I name the guilty ones

Boris wanted this piece he wrote for the Guardian to be put up on the website

Naming and shaming | Are terrorists manipulating our media? | Come over to our side, Polly | Keep out of the royal houses

It is a great honour to be standing in for the esteemed Roy Greenslade. It is also a great pleasure, since I intend to take advantage of his absence by giving Roy – and others – a gentle kicking. It must by now be obvious to anyone who has read the Butler report, and the final chapter of Greg Dyke’s memoirs, Inside Story, that there took place, in 2003, a grave injustice.

A BBC radio reporter had a scoop. As anyone who has produced such a thing will know, these are hard to come by, hard to spot for what they are, and hard to get right first time; and yet he did. Andrew Gilligan revealed that there was alarm in the world of spooks at the way No 10 had embellished data about Saddam’s weapons of mass destruction, in particular, the so-called 45-minute claim. He also revealed that Alastair Campbell was involved in these embellishments.

You can read the full article in The Guardian

Since the WMD were just beginning their chronic and embarrassing no-show, the story prompted Campbell to launch a frenzied ad hominem attack on Gilligan, and anyone at the BBC who defended him.

The Beeb behaved like some vast halfwitted ruminant confronted by a velociraptor. Gilligan was sacrificed, and after Hutton produced his ludicrous report, Dyke and the corporation’s chairman Gavyn Davies followed him out of the door, both still protesting that the story was right in all essential respects.

And so it was. The more we have learned about Gilligan’s story, the closer his report appears to have been to the unvarnished truth.

Yes, the Downing St spin machine sexed up the dossier on WMD, materially altering the text in several places so as to exaggerate the threat posed by Saddam.

Yes, the intention was to persuade the wretched, lobotomised Labour backbenchers to vote for the war. Yes, the perpetrators knew exactly what they were doing in going beyond the construction placed on the data by the spies themselves. Yes, Campbell was the mastermind of this process. Yes, there was anxiety at senior level in the intelligence services. All that is now super-abundantly clear.

But in the early stages of the row the whole of the media – and all the illustrious commentators – had to make a decision, based on instinct.

Did they defend the reporter? Or did they defend the most mendacious government in modern memory? It is a matter of eternal regret that so many decided to beat up Gilligan and give Campbell the benefit of the doubt. Some of them did so because they just believed that the war was right, and that the end – getting rid of Saddam and making the world a better place – justified the means (a bit of statesmanlike lying about WMD).

Some of them were partly cheerleaders for Campbell and Blair and in this category I put Roy, who is known to my Spectator colleague Stephen Glover as Roy Campbell-Greenslade.

Some of the anti-Gilligan brigade are among my best journalistic friends and most admired colleagues. It doesn’t matter. They were wrong. They must now be named, so that they can face up to their error. Michael Gove – wrong. Janet Daley – wrong. Tom Baldwin – wrong. The leader writers of the Times and Telegraph – wrong. Barbara Amiel – utterly wrong. Martin Kettle – completely hopeless. John Lloyd – a total shower. Charles Moore – right in so many wonderful ways, but on this, alas, wrong, wrong, wrong.

#### [RECORDS]
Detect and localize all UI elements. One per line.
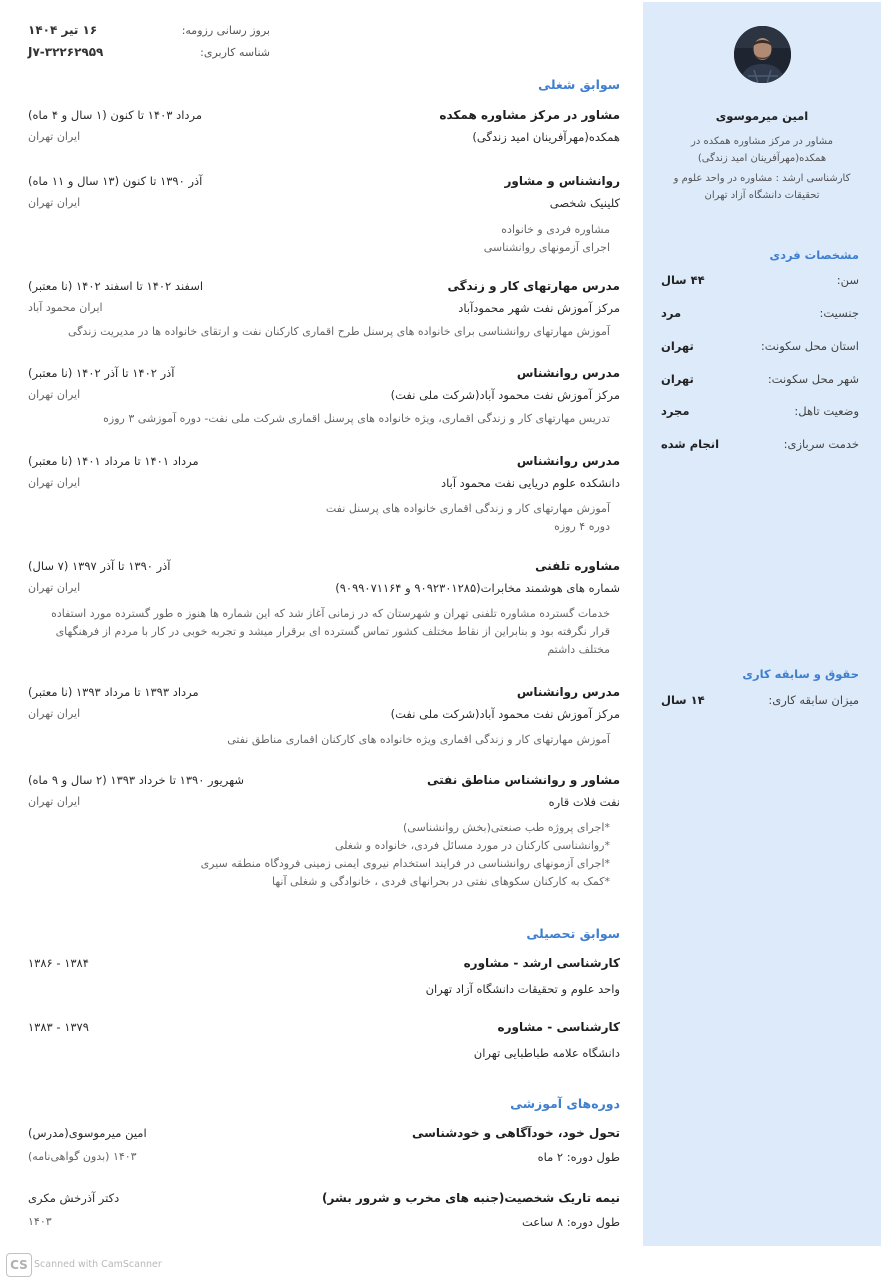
work-entry [22,773,620,891]
personal-military: خدمت سربازی: انجام شده [661,437,859,451]
updated-value: ۱۶ تیر ۱۴۰۴ [28,23,98,37]
work-entry [22,279,620,341]
education-entry [22,1020,620,1068]
education-entry [22,956,620,1004]
work-entry [22,108,620,152]
degree-title: کارشناسی ارشد - مشاوره [463,956,620,970]
education-section-title: سوابق تحصیلی [526,926,620,941]
profile-headline: مشاور در مرکز مشاوره همکده در همکده(مهرآفرینان امید زندگی) [691,136,833,164]
work-entry [22,174,620,257]
course-instructor: امین میرموسوی(مدرس) [28,1126,147,1140]
job-title: مشاور در مرکز مشاوره همکده [439,108,620,122]
personal-age: سن: ۴۴ سال [661,273,859,287]
resume-meta [22,18,620,68]
job-org: شماره های هوشمند مخابرات(۹۰۹۲۳۰۱۲۸۵ و ۹۰۹۹۰۷۱۱۶۴) [335,581,620,595]
job-date: مرداد ۱۴۰۱ تا مرداد ۱۴۰۱ (نا معتبر) [28,454,199,468]
job-description: آموزش مهارتهای روانشناسی برای خانواده های پرسنل طرح اقماری کارکنان نفت و ارتقای خانواده ها در مدیریت زندگی [68,325,610,338]
job-title: مدرس روانشناس [516,454,620,468]
personal-marital: وضعیت تاهل: مجرد [661,404,859,418]
job-org: کلینیک شخصی [549,196,620,210]
job-date: مرداد ۱۳۹۳ تا مرداد ۱۳۹۳ (نا معتبر) [28,685,199,699]
personal-city: شهر محل سکونت: تهران [661,372,859,386]
course-title: نیمه تاریک شخصیت(جنبه های مخرب و شرور بشر) [322,1191,620,1205]
course-entry [22,1191,620,1237]
job-org: مرکز آموزش نفت محمود آباد(شرکت ملی نفت) [390,707,620,721]
job-title: مدرس روانشناس [516,685,620,699]
profile-sidebar [643,2,881,1246]
job-location: ایران تهران [28,130,81,143]
job-location: ایران تهران [28,707,81,720]
salary-experience-title: حقوق و سابقه کاری [742,667,859,681]
personal-gender: جنسیت: مرد [661,306,859,320]
course-entry [22,1126,620,1172]
updated-label: بروز رسانی رزومه: [181,24,270,37]
course-year: ۱۴۰۳ [28,1215,52,1228]
job-description: خدمات گسترده مشاوره تلفنی تهران و شهرستان که در زمانی آغاز شد که این شماره ها هنوز ه طور گسترده مورد استفاده قرار نگرفته بود و بنابراین از نقاط مختلف کشور تماس گسترده ای برقرار میشد و تجربه خوبی در کار با مردم از فرهنگهای مختلف داشتم [51,607,610,656]
course-instructor: دکتر آذرخش مکری [28,1191,120,1205]
degree-years: ۱۳۸۴ - ۱۳۸۶ [28,956,89,970]
job-location: ایران تهران [28,388,81,401]
job-location: ایران محمود آباد [28,301,103,314]
job-date: آذر ۱۳۹۰ تا آذر ۱۳۹۷ (۷ سال) [28,559,171,573]
work-entry [22,454,620,536]
user-id-value: J۷-۳۲۲۶۲۹۵۹ [28,45,104,59]
job-title: مدرس مهارتهای کار و زندگی [447,279,620,293]
job-org: نفت فلات قاره [548,795,620,809]
course-duration: طول دوره: ۸ ساعت [521,1215,620,1229]
job-description: مشاوره فردی و خانواده اجرای آزمونهای روانشناسی [483,223,610,254]
degree-title: کارشناسی - مشاوره [497,1020,620,1034]
job-title: مشاور و روانشناس مناطق نفتی [427,773,620,787]
work-entry [22,685,620,749]
job-description: تدریس مهارتهای کار و زندگی اقماری، ویژه خانواده های پرسنل اقماری شرکت ملی نفت- دوره آموزشی ۳ روزه [103,412,610,425]
work-section-title: سوابق شغلی [538,77,620,92]
personal-info-title: مشخصات فردی [769,248,859,262]
camscanner-watermark: Scanned with CamScanner [34,1259,162,1270]
profile-photo [734,26,791,83]
degree-school: واحد علوم و تحقیقات دانشگاه آزاد تهران [425,982,620,996]
job-location: ایران تهران [28,581,81,594]
course-title: تحول خود، خودآگاهی و خودشناسی [411,1126,620,1140]
profile-degree: کارشناسی ارشد : مشاوره در واحد علوم و تحقیقات دانشگاه آزاد تهران [673,173,851,201]
experience-years: میزان سابقه کاری: ۱۴ سال [661,693,859,707]
job-description: آموزش مهارتهای کار و زندگی اقماری ویژه خانواده های کارکنان اقماری مناطق نفتی [227,733,610,746]
job-location: ایران تهران [28,795,81,808]
degree-school: دانشگاه علامه طباطبایی تهران [473,1046,620,1060]
job-org: دانشکده علوم دریایی نفت محمود آباد [441,476,620,490]
job-date: اسفند ۱۴۰۲ تا اسفند ۱۴۰۲ (نا معتبر) [28,279,204,293]
job-org: مرکز آموزش نفت محمود آباد(شرکت ملی نفت) [390,388,620,402]
job-title: روانشناس و مشاور [504,174,620,188]
work-entry [22,366,620,428]
user-id-label: شناسه کاربری: [200,46,270,59]
work-entry [22,559,620,659]
avatar [734,26,791,83]
job-description: آموزش مهارتهای کار و زندگی اقماری خانواده های پرسنل نفت دوره ۴ روزه [325,502,610,533]
job-title: مشاوره تلفنی [535,559,620,573]
job-location: ایران تهران [28,196,81,209]
profile-name: امین میرموسوی [715,109,809,123]
job-org: همکده(مهرآفرینان امید زندگی) [472,130,620,144]
courses-section-title: دوره‌های آموزشی [510,1096,620,1111]
camscanner-logo-icon: CS [6,1253,32,1277]
course-year: ۱۴۰۳ (بدون گواهی‌نامه) [28,1150,137,1163]
personal-province: استان محل سکونت: تهران [661,339,859,353]
job-date: شهریور ۱۳۹۰ تا خرداد ۱۳۹۳ (۲ سال و ۹ ماه) [28,773,245,787]
job-org: مرکز آموزش نفت شهر محمودآباد [458,301,620,315]
job-title: مدرس روانشناس [516,366,620,380]
job-description: *اجرای پروژه طب صنعتی(بخش روانشناسی) *روانشناسی کارکنان در مورد مسائل فردی، خانواده و شغلی *اجرای آزمونهای روانشناسی در فرایند استخدام نیروی ایمنی زمینی فرودگاه منطقه سیری *کمک به کارکنان سکوهای نفتی در بحرانهای فردی ، خانوادگی و شغلی آنها [200,821,610,888]
job-date: مرداد ۱۴۰۳ تا کنون (۱ سال و ۴ ماه) [28,108,203,122]
course-duration: طول دوره: ۲ ماه [537,1150,620,1164]
job-date: آذر ۱۳۹۰ تا کنون (۱۳ سال و ۱۱ ماه) [28,174,203,188]
degree-years: ۱۳۷۹ - ۱۳۸۳ [28,1020,89,1034]
job-location: ایران تهران [28,476,81,489]
job-date: آذر ۱۴۰۲ تا آذر ۱۴۰۲ (نا معتبر) [28,366,175,380]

#### [REQUIRED ACTIONS]
a) Using the opinion piece on the Gilligan affair, answer:
(i) Who, according to Gilligan's report, was involved in the embellishments?
(ii) Which two BBC figures followed Gilligan out of the door after Hutton's report?
(iii) What name does Stephen Glover use for Roy Greenslade?
b) In the opinion piece on the Gilligan affair, rewrite the part that opens with the words containing "Yes, the intention" and closes with "now super-abundantly clear.", changing "backbenchers" to "MPs".
c) Extend the opinion piece on the Gilligan affair, picking up from its final sentence.
You can ignore the rows; they aren't needed here.

#### [ANSWERS PER TASK]
a)
(i) Alastair Campbell
(ii) Greg Dyke and the chairman, Gavyn Davies
(iii) Roy Campbell-Greenslade

b)
Yes, the intention was to persuade the wretched, lobotomised Labour MPs to vote for the war. Yes, the perpetrators knew exactly what they were doing in going beyond the construction placed on the data by the spies themselves. Yes, Campbell was the mastermind of this process. Yes, there was anxiety at senior level in the intelligence services. All that is now super-abundantly clear.

c)
I do not ask for any old-fashioned punishment or act of contrition. It would be nice if they all made a pilgrimage on their knees to Gilligan’s current place of work, as the Spectator’s defence and diplomatic editor, scourging themselves the while with rolled-up copies of the magazine. We must hope that it is enough that the public has been here reminded who they are and of the mistake they made.

In an age when journalists are turning into quasi-politicians, appearing as co-equals on programmes such as Question Time, it is right that they should be ruthlessly monitored by each other. That is the function of a media column, a genre that did not exist 20 years ago, and which has grown along with the egos, picture bylines and general importance and self-importance of journos.

I use this hallowed Greenslade slot to make this point, because I am confident that Roy would not mind, and also confident that he could not be quite relied upon to make it himself. If he wishes to atone, I suggest he join the movement to call Blair to account and make him explain exactly why he lied about WMD. This can be found at www.impeachblair.org.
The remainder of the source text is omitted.